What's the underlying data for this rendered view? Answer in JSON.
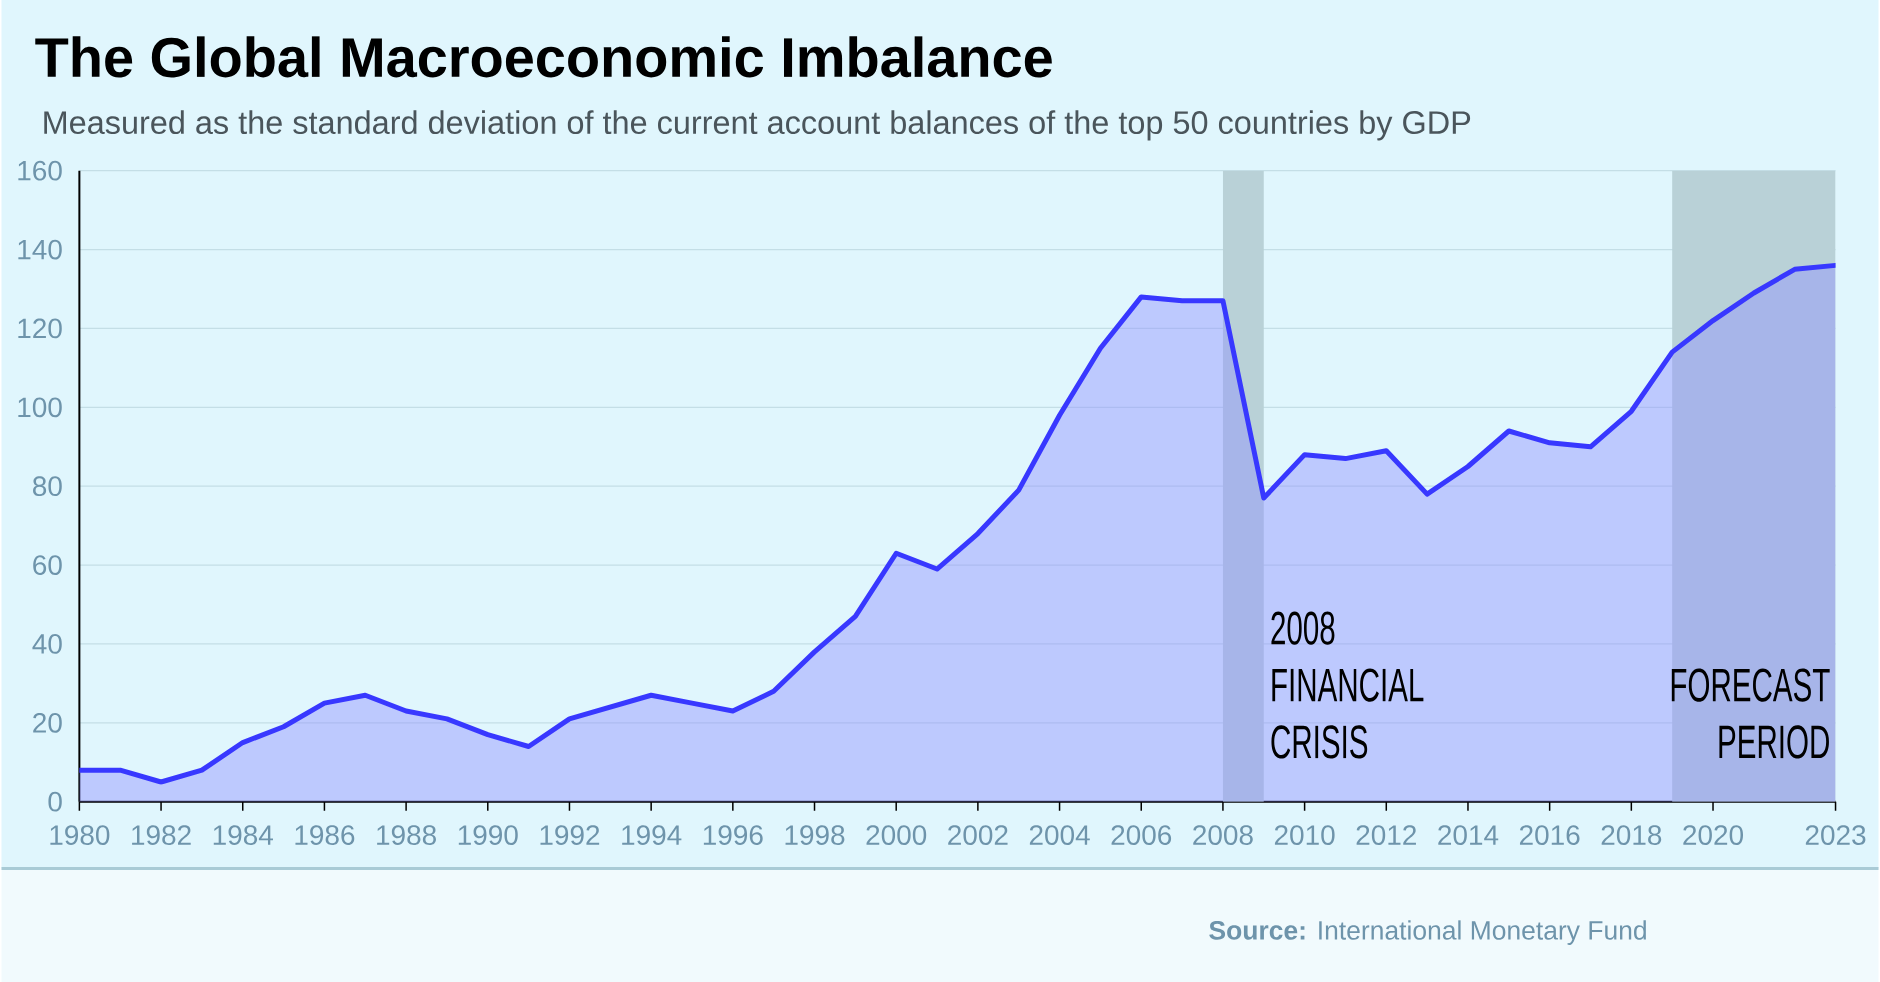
{
  "chart_data": {
    "type": "area",
    "title": "The Global Macroeconomic Imbalance",
    "subtitle": "Measured as the standard deviation of the current account balances of the top 50 countries by GDP",
    "x": [
      1980,
      1981,
      1982,
      1983,
      1984,
      1985,
      1986,
      1987,
      1988,
      1989,
      1990,
      1991,
      1992,
      1993,
      1994,
      1995,
      1996,
      1997,
      1998,
      1999,
      2000,
      2001,
      2002,
      2003,
      2004,
      2005,
      2006,
      2007,
      2008,
      2009,
      2010,
      2011,
      2012,
      2013,
      2014,
      2015,
      2016,
      2017,
      2018,
      2019,
      2020,
      2021,
      2022,
      2023
    ],
    "values": [
      8,
      8,
      5,
      8,
      15,
      19,
      25,
      27,
      23,
      21,
      17,
      14,
      21,
      24,
      27,
      25,
      23,
      28,
      38,
      47,
      63,
      59,
      68,
      79,
      98,
      115,
      128,
      127,
      127,
      77,
      88,
      87,
      89,
      78,
      85,
      94,
      91,
      90,
      99,
      114,
      122,
      129,
      135,
      136
    ],
    "color": "#3838ff",
    "xlim": [
      1980,
      2023
    ],
    "xticks": [
      1980,
      1982,
      1984,
      1986,
      1988,
      1990,
      1992,
      1994,
      1996,
      1998,
      2000,
      2002,
      2004,
      2006,
      2008,
      2010,
      2012,
      2014,
      2016,
      2018,
      2020,
      2023
    ],
    "ylim": [
      0,
      160
    ],
    "yticks": [
      0,
      20,
      40,
      60,
      80,
      100,
      120,
      140,
      160
    ],
    "grid": "y",
    "bands": [
      {
        "axis": "x",
        "from": 2008,
        "to": 2009,
        "label": "2008 FINANCIAL CRISIS",
        "color": "#b9d1d7"
      },
      {
        "axis": "x",
        "from": 2019,
        "to": 2023,
        "label": "FORECAST PERIOD",
        "color": "#b9d1d7"
      }
    ],
    "annotations": [
      "**Source:** International Monetary Fund"
    ]
  }
}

▶ **Set exercise**
Every line of text is to be repeated exactly; pictures are left out.

▶ **Exercise output**
What's the underlying data for this rendered view? Answer in JSON.
{
  "chart_data": {
    "type": "area",
    "title": "The Global Macroeconomic Imbalance",
    "subtitle": "Measured as the standard deviation of the current account balances of the top 50 countries by GDP",
    "x": [
      1980,
      1981,
      1982,
      1983,
      1984,
      1985,
      1986,
      1987,
      1988,
      1989,
      1990,
      1991,
      1992,
      1993,
      1994,
      1995,
      1996,
      1997,
      1998,
      1999,
      2000,
      2001,
      2002,
      2003,
      2004,
      2005,
      2006,
      2007,
      2008,
      2009,
      2010,
      2011,
      2012,
      2013,
      2014,
      2015,
      2016,
      2017,
      2018,
      2019,
      2020,
      2021,
      2022,
      2023
    ],
    "values": [
      8,
      8,
      5,
      8,
      15,
      19,
      25,
      27,
      23,
      21,
      17,
      14,
      21,
      24,
      27,
      25,
      23,
      28,
      38,
      47,
      63,
      59,
      68,
      79,
      98,
      115,
      128,
      127,
      127,
      77,
      88,
      87,
      89,
      78,
      85,
      94,
      91,
      90,
      99,
      114,
      122,
      129,
      135,
      136
    ],
    "color": "#3838ff",
    "xlim": [
      1980,
      2023
    ],
    "xticks": [
      1980,
      1982,
      1984,
      1986,
      1988,
      1990,
      1992,
      1994,
      1996,
      1998,
      2000,
      2002,
      2004,
      2006,
      2008,
      2010,
      2012,
      2014,
      2016,
      2018,
      2020,
      2023
    ],
    "ylim": [
      0,
      160
    ],
    "yticks": [
      0,
      20,
      40,
      60,
      80,
      100,
      120,
      140,
      160
    ],
    "grid": "y",
    "bands": [
      {
        "axis": "x",
        "from": 2008,
        "to": 2009,
        "label": "2008 FINANCIAL CRISIS",
        "color": "#b9d1d7"
      },
      {
        "axis": "x",
        "from": 2019,
        "to": 2023,
        "label": "FORECAST PERIOD",
        "color": "#b9d1d7"
      }
    ],
    "annotations": [
      "**Source:** International Monetary Fund"
    ]
  }
}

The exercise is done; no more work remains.